WHAT THE TASK REQUIRES >>
Copy each line containing the word "following" from the records that follow, please.

Start of DATA RECORDS

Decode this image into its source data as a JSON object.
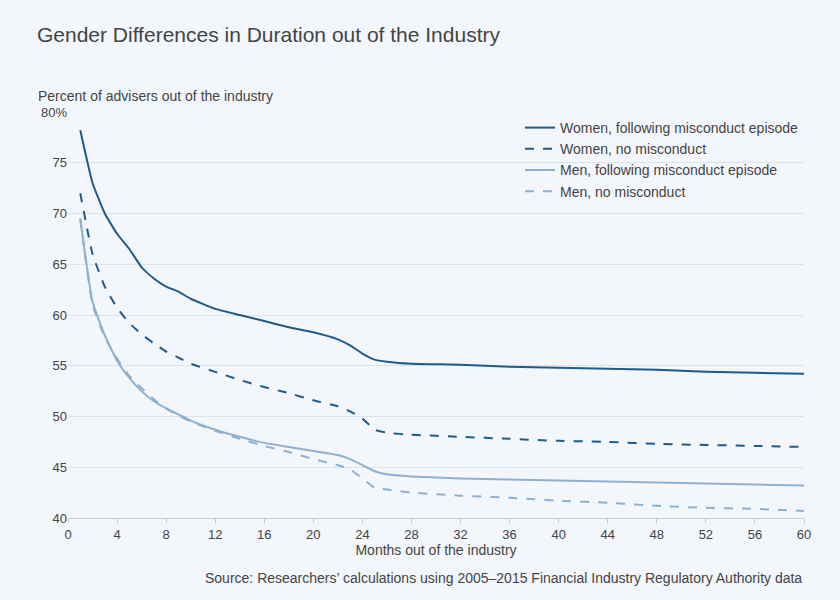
{
  "chart_data": {
    "type": "line",
    "title": "Gender Differences in Duration out of the Industry",
    "y_label": "Percent of advisers out of the industry",
    "x_label": "Months out of the industry",
    "source": "Source: Researchers’ calculations using 2005–2015 Financial Industry Regulatory Authority data",
    "x": [
      1,
      2,
      3,
      4,
      5,
      6,
      7,
      8,
      9,
      10,
      12,
      14,
      16,
      18,
      20,
      22,
      23,
      24,
      25,
      26,
      28,
      32,
      36,
      40,
      44,
      48,
      52,
      56,
      60
    ],
    "series": [
      {
        "name": "Women, following misconduct episode",
        "color": "#1f5c8b",
        "line_style": "solid",
        "values": [
          78.2,
          73,
          70,
          68,
          66.5,
          64.7,
          63.6,
          62.8,
          62.3,
          61.6,
          60.6,
          60,
          59.4,
          58.8,
          58.3,
          57.6,
          57,
          56.2,
          55.6,
          55.4,
          55.2,
          55.1,
          54.9,
          54.8,
          54.7,
          54.6,
          54.4,
          54.3,
          54.2
        ]
      },
      {
        "name": "Women, no misconduct",
        "color": "#1f5c8b",
        "line_style": "dash",
        "values": [
          72,
          66,
          62.8,
          60.7,
          59.2,
          58.1,
          57.2,
          56.4,
          55.8,
          55.2,
          54.4,
          53.6,
          52.9,
          52.3,
          51.6,
          51,
          50.5,
          49.8,
          48.7,
          48.4,
          48.2,
          48,
          47.8,
          47.6,
          47.5,
          47.3,
          47.2,
          47.1,
          47
        ]
      },
      {
        "name": "Men, following misconduct episode",
        "color": "#8fb0cf",
        "line_style": "solid",
        "values": [
          69.5,
          61.3,
          58,
          55.5,
          53.8,
          52.5,
          51.5,
          50.8,
          50.2,
          49.6,
          48.7,
          48,
          47.4,
          47,
          46.6,
          46.2,
          45.8,
          45.2,
          44.6,
          44.3,
          44.1,
          43.9,
          43.8,
          43.7,
          43.6,
          43.5,
          43.4,
          43.3,
          43.2
        ]
      },
      {
        "name": "Men, no misconduct",
        "color": "#8fb0cf",
        "line_style": "dash",
        "values": [
          69.5,
          61,
          57.8,
          55.7,
          54,
          52.8,
          51.7,
          50.8,
          50.1,
          49.5,
          48.6,
          47.8,
          47.1,
          46.5,
          45.8,
          45.2,
          44.8,
          43.9,
          43,
          42.8,
          42.5,
          42.2,
          42,
          41.7,
          41.5,
          41.2,
          41,
          40.9,
          40.7
        ]
      }
    ],
    "xlim": [
      0,
      60
    ],
    "xticks": [
      0,
      4,
      8,
      12,
      16,
      20,
      24,
      28,
      32,
      36,
      40,
      44,
      48,
      52,
      56,
      60
    ],
    "ylim": [
      40,
      80
    ],
    "yticks": [
      40,
      45,
      50,
      55,
      60,
      65,
      70,
      75,
      {
        "value": 80,
        "label": "80%"
      }
    ],
    "grid": true,
    "legend": "top right"
  }
}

End of DATA RECORDS

ANSWER TO THIS EXERCISE >>
        "name": "Women, following misconduct episode",
        "name": "Men, following misconduct episode",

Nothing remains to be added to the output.